Required task: Rewrite every one of these rows, swapping "interactable" for "clickable" and leaving everything else unchanged.
##### Data for this exercise
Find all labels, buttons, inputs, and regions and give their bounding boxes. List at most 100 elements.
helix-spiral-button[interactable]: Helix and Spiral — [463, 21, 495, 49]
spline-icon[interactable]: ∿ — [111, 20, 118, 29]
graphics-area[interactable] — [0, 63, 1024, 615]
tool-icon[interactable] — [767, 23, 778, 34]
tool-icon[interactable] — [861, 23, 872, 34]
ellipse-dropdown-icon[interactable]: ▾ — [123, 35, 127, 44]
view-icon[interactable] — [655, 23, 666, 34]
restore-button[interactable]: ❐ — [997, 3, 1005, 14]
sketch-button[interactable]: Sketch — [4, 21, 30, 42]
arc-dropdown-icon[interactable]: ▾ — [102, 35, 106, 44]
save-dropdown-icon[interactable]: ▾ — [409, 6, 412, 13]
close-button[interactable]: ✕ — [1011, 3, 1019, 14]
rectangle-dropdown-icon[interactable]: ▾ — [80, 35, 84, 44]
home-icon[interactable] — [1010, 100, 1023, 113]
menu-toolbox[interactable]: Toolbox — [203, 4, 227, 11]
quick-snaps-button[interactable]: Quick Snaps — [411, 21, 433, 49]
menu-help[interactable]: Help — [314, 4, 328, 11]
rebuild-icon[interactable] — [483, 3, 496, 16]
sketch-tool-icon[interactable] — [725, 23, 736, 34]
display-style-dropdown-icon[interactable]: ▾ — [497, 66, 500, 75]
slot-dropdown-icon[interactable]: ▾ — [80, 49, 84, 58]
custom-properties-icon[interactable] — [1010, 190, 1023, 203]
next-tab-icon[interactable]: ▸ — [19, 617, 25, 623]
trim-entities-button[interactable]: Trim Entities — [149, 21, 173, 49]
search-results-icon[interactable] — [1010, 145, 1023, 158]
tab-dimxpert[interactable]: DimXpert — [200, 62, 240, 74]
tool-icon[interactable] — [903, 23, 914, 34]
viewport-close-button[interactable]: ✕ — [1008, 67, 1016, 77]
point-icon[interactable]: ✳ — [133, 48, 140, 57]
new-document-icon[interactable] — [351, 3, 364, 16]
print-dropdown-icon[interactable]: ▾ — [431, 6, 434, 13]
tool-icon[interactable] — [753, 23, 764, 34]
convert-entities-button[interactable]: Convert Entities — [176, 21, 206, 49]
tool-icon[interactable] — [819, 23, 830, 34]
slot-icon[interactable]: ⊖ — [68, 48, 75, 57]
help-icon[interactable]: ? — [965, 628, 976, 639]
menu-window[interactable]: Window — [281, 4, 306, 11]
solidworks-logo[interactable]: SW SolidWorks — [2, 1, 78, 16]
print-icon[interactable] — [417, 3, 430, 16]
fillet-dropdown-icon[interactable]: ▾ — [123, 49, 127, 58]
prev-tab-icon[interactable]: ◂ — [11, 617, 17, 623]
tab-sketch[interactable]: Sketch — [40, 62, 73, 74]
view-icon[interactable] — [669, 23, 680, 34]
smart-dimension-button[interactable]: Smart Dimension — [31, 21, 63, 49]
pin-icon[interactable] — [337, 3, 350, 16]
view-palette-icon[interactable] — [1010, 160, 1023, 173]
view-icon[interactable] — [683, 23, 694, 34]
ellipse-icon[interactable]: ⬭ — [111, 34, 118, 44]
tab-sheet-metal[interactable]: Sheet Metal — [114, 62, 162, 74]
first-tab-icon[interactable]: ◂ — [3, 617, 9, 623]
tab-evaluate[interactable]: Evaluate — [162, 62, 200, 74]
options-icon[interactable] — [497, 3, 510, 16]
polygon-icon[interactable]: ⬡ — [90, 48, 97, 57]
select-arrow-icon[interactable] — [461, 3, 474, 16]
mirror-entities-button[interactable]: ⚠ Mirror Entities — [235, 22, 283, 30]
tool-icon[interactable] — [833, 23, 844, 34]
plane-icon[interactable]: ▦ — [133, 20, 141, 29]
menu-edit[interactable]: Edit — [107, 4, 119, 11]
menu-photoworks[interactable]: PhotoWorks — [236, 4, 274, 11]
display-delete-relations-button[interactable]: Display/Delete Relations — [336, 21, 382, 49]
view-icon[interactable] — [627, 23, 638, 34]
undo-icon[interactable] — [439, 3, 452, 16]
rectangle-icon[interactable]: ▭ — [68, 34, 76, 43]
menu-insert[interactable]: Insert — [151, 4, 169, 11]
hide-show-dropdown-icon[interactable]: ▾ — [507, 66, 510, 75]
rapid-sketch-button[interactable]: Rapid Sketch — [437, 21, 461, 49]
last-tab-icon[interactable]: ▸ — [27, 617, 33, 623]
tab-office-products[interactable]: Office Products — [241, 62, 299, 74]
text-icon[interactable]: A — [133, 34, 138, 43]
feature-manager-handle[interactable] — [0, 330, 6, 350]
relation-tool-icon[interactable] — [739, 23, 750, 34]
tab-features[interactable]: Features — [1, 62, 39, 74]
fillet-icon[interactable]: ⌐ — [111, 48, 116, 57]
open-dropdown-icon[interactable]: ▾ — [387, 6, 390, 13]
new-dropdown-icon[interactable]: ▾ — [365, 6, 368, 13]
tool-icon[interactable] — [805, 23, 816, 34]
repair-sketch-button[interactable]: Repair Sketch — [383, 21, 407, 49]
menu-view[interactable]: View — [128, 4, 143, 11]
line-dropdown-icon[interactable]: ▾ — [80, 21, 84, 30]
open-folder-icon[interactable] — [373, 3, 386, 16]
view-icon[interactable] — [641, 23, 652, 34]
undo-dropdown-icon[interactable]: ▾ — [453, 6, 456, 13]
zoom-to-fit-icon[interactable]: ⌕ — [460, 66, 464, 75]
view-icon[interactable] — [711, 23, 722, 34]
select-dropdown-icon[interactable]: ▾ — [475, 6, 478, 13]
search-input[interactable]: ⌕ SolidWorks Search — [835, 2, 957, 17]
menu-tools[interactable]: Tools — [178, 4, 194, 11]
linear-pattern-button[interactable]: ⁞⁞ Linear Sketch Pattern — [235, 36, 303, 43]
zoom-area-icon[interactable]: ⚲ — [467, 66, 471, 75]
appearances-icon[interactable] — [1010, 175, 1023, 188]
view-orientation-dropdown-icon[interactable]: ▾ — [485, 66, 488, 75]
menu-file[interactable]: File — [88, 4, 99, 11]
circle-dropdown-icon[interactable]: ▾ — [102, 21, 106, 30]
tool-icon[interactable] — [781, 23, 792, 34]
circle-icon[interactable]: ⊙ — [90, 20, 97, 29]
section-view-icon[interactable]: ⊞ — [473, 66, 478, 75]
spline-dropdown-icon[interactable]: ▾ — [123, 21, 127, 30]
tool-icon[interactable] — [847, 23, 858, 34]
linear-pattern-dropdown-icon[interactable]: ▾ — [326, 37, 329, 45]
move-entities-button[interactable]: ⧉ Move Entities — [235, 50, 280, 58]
##########
Written answer:
Find all labels, buttons, inputs, and regions and give their bounding boxes. List at most 100 elements.
helix-spiral-button[clickable]: Helix and Spiral — [463, 21, 495, 49]
spline-icon[clickable]: ∿ — [111, 20, 118, 29]
graphics-area[clickable] — [0, 63, 1024, 615]
tool-icon[clickable] — [767, 23, 778, 34]
tool-icon[clickable] — [861, 23, 872, 34]
ellipse-dropdown-icon[clickable]: ▾ — [123, 35, 127, 44]
view-icon[clickable] — [655, 23, 666, 34]
restore-button[clickable]: ❐ — [997, 3, 1005, 14]
sketch-button[clickable]: Sketch — [4, 21, 30, 42]
arc-dropdown-icon[clickable]: ▾ — [102, 35, 106, 44]
save-dropdown-icon[clickable]: ▾ — [409, 6, 412, 13]
close-button[clickable]: ✕ — [1011, 3, 1019, 14]
rectangle-dropdown-icon[clickable]: ▾ — [80, 35, 84, 44]
home-icon[clickable] — [1010, 100, 1023, 113]
menu-toolbox[clickable]: Toolbox — [203, 4, 227, 11]
quick-snaps-button[clickable]: Quick Snaps — [411, 21, 433, 49]
menu-help[clickable]: Help — [314, 4, 328, 11]
rebuild-icon[clickable] — [483, 3, 496, 16]
sketch-tool-icon[clickable] — [725, 23, 736, 34]
display-style-dropdown-icon[clickable]: ▾ — [497, 66, 500, 75]
slot-dropdown-icon[clickable]: ▾ — [80, 49, 84, 58]
custom-properties-icon[clickable] — [1010, 190, 1023, 203]
next-tab-icon[clickable]: ▸ — [19, 617, 25, 623]
trim-entities-button[clickable]: Trim Entities — [149, 21, 173, 49]
search-results-icon[clickable] — [1010, 145, 1023, 158]
tab-dimxpert[clickable]: DimXpert — [200, 62, 240, 74]
tool-icon[clickable] — [903, 23, 914, 34]
viewport-close-button[clickable]: ✕ — [1008, 67, 1016, 77]
point-icon[clickable]: ✳ — [133, 48, 140, 57]
new-document-icon[clickable] — [351, 3, 364, 16]
print-dropdown-icon[clickable]: ▾ — [431, 6, 434, 13]
tool-icon[clickable] — [753, 23, 764, 34]
convert-entities-button[clickable]: Convert Entities — [176, 21, 206, 49]
tool-icon[clickable] — [819, 23, 830, 34]
slot-icon[clickable]: ⊖ — [68, 48, 75, 57]
help-icon[clickable]: ? — [965, 628, 976, 639]
menu-window[clickable]: Window — [281, 4, 306, 11]
solidworks-logo[clickable]: SW SolidWorks — [2, 1, 78, 16]
print-icon[clickable] — [417, 3, 430, 16]
fillet-dropdown-icon[clickable]: ▾ — [123, 49, 127, 58]
prev-tab-icon[clickable]: ◂ — [11, 617, 17, 623]
tab-sketch[clickable]: Sketch — [40, 62, 73, 74]
view-icon[clickable] — [669, 23, 680, 34]
smart-dimension-button[clickable]: Smart Dimension — [31, 21, 63, 49]
pin-icon[clickable] — [337, 3, 350, 16]
view-palette-icon[clickable] — [1010, 160, 1023, 173]
view-icon[clickable] — [683, 23, 694, 34]
ellipse-icon[clickable]: ⬭ — [111, 34, 118, 44]
tab-sheet-metal[clickable]: Sheet Metal — [114, 62, 162, 74]
first-tab-icon[clickable]: ◂ — [3, 617, 9, 623]
tab-evaluate[clickable]: Evaluate — [162, 62, 200, 74]
options-icon[clickable] — [497, 3, 510, 16]
polygon-icon[clickable]: ⬡ — [90, 48, 97, 57]
select-arrow-icon[clickable] — [461, 3, 474, 16]
mirror-entities-button[clickable]: ⚠ Mirror Entities — [235, 22, 283, 30]
tool-icon[clickable] — [833, 23, 844, 34]
plane-icon[clickable]: ▦ — [133, 20, 141, 29]
menu-edit[clickable]: Edit — [107, 4, 119, 11]
menu-photoworks[clickable]: PhotoWorks — [236, 4, 274, 11]
display-delete-relations-button[clickable]: Display/Delete Relations — [336, 21, 382, 49]
view-icon[clickable] — [627, 23, 638, 34]
undo-icon[clickable] — [439, 3, 452, 16]
rectangle-icon[clickable]: ▭ — [68, 34, 76, 43]
menu-insert[clickable]: Insert — [151, 4, 169, 11]
hide-show-dropdown-icon[clickable]: ▾ — [507, 66, 510, 75]
rapid-sketch-button[clickable]: Rapid Sketch — [437, 21, 461, 49]
last-tab-icon[clickable]: ▸ — [27, 617, 33, 623]
tab-office-products[clickable]: Office Products — [241, 62, 299, 74]
text-icon[clickable]: A — [133, 34, 138, 43]
feature-manager-handle[clickable] — [0, 330, 6, 350]
relation-tool-icon[clickable] — [739, 23, 750, 34]
tab-features[clickable]: Features — [1, 62, 39, 74]
fillet-icon[clickable]: ⌐ — [111, 48, 116, 57]
open-dropdown-icon[clickable]: ▾ — [387, 6, 390, 13]
new-dropdown-icon[clickable]: ▾ — [365, 6, 368, 13]
tool-icon[clickable] — [805, 23, 816, 34]
repair-sketch-button[clickable]: Repair Sketch — [383, 21, 407, 49]
menu-view[clickable]: View — [128, 4, 143, 11]
line-dropdown-icon[clickable]: ▾ — [80, 21, 84, 30]
open-folder-icon[clickable] — [373, 3, 386, 16]
view-icon[clickable] — [641, 23, 652, 34]
undo-dropdown-icon[clickable]: ▾ — [453, 6, 456, 13]
zoom-to-fit-icon[clickable]: ⌕ — [460, 66, 464, 75]
view-icon[clickable] — [711, 23, 722, 34]
select-dropdown-icon[clickable]: ▾ — [475, 6, 478, 13]
search-input[clickable]: ⌕ SolidWorks Search — [835, 2, 957, 17]
menu-tools[clickable]: Tools — [178, 4, 194, 11]
linear-pattern-button[clickable]: ⁞⁞ Linear Sketch Pattern — [235, 36, 303, 43]
zoom-area-icon[clickable]: ⚲ — [467, 66, 471, 75]
appearances-icon[clickable] — [1010, 175, 1023, 188]
view-orientation-dropdown-icon[clickable]: ▾ — [485, 66, 488, 75]
menu-file[clickable]: File — [88, 4, 99, 11]
circle-dropdown-icon[clickable]: ▾ — [102, 21, 106, 30]
tool-icon[clickable] — [781, 23, 792, 34]
circle-icon[clickable]: ⊙ — [90, 20, 97, 29]
section-view-icon[clickable]: ⊞ — [473, 66, 478, 75]
spline-dropdown-icon[clickable]: ▾ — [123, 21, 127, 30]
tool-icon[clickable] — [847, 23, 858, 34]
linear-pattern-dropdown-icon[clickable]: ▾ — [326, 37, 329, 45]
move-entities-button[clickable]: ⧉ Move Entities — [235, 50, 280, 58]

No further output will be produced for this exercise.